(Chart and figure data)
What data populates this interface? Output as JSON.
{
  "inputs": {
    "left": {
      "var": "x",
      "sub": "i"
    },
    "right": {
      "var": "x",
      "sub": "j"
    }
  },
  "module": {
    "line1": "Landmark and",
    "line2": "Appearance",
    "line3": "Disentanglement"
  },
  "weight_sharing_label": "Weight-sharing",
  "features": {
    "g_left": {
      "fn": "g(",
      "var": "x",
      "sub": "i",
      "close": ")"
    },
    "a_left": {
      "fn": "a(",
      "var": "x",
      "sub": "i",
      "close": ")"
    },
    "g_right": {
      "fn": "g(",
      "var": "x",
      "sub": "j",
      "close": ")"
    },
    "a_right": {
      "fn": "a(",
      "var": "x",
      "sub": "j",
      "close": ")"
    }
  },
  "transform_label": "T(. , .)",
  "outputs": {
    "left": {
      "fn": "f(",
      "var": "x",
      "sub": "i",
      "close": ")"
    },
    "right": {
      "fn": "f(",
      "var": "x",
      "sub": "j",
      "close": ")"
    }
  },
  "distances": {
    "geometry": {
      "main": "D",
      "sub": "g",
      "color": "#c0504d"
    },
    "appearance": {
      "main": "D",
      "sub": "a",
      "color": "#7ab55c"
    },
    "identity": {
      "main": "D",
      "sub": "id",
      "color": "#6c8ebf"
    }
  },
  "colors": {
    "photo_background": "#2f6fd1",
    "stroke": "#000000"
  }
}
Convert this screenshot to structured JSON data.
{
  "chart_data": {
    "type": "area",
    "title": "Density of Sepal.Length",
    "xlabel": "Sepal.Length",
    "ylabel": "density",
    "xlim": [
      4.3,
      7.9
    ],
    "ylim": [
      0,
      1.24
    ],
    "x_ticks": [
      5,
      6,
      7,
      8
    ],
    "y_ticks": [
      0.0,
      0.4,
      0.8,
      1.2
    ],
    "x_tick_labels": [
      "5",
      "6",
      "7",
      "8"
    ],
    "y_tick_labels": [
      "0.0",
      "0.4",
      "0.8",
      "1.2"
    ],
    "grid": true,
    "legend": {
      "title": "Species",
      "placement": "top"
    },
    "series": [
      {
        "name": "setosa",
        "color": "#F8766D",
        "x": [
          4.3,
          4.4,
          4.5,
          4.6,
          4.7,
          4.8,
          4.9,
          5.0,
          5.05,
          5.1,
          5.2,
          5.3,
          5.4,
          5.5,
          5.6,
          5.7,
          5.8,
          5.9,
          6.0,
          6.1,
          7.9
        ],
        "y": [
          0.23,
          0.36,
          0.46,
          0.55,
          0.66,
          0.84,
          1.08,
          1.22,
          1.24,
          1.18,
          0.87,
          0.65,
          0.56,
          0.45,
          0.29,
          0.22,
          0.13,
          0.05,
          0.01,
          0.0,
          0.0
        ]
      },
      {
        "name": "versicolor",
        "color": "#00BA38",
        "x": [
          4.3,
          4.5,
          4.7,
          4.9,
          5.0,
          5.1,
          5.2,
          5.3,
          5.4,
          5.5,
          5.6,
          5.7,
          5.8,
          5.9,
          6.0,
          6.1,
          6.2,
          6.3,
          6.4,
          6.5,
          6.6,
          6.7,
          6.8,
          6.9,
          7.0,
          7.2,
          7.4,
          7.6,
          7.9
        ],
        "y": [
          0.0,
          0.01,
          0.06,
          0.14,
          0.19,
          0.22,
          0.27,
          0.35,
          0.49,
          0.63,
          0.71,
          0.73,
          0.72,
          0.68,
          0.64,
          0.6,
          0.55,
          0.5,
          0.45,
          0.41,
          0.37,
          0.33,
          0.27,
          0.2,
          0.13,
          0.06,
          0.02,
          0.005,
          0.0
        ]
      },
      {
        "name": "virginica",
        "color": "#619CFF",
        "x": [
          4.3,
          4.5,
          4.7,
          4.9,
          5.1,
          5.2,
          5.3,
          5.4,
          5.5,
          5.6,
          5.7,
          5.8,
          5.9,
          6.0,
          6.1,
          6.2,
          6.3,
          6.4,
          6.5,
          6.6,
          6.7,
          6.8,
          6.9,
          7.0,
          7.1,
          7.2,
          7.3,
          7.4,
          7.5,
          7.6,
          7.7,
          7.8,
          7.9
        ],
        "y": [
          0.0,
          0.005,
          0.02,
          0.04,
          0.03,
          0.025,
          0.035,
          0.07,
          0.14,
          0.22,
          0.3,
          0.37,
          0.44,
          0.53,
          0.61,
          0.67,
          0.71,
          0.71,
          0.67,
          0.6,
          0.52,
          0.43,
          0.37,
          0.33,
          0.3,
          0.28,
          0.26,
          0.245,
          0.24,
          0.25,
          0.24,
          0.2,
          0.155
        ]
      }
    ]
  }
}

- _REQUIRED WORK_
Among the lines above, determine how many hold the word "Length"; report the figure alone.

- _ANSWER IN FULL_
2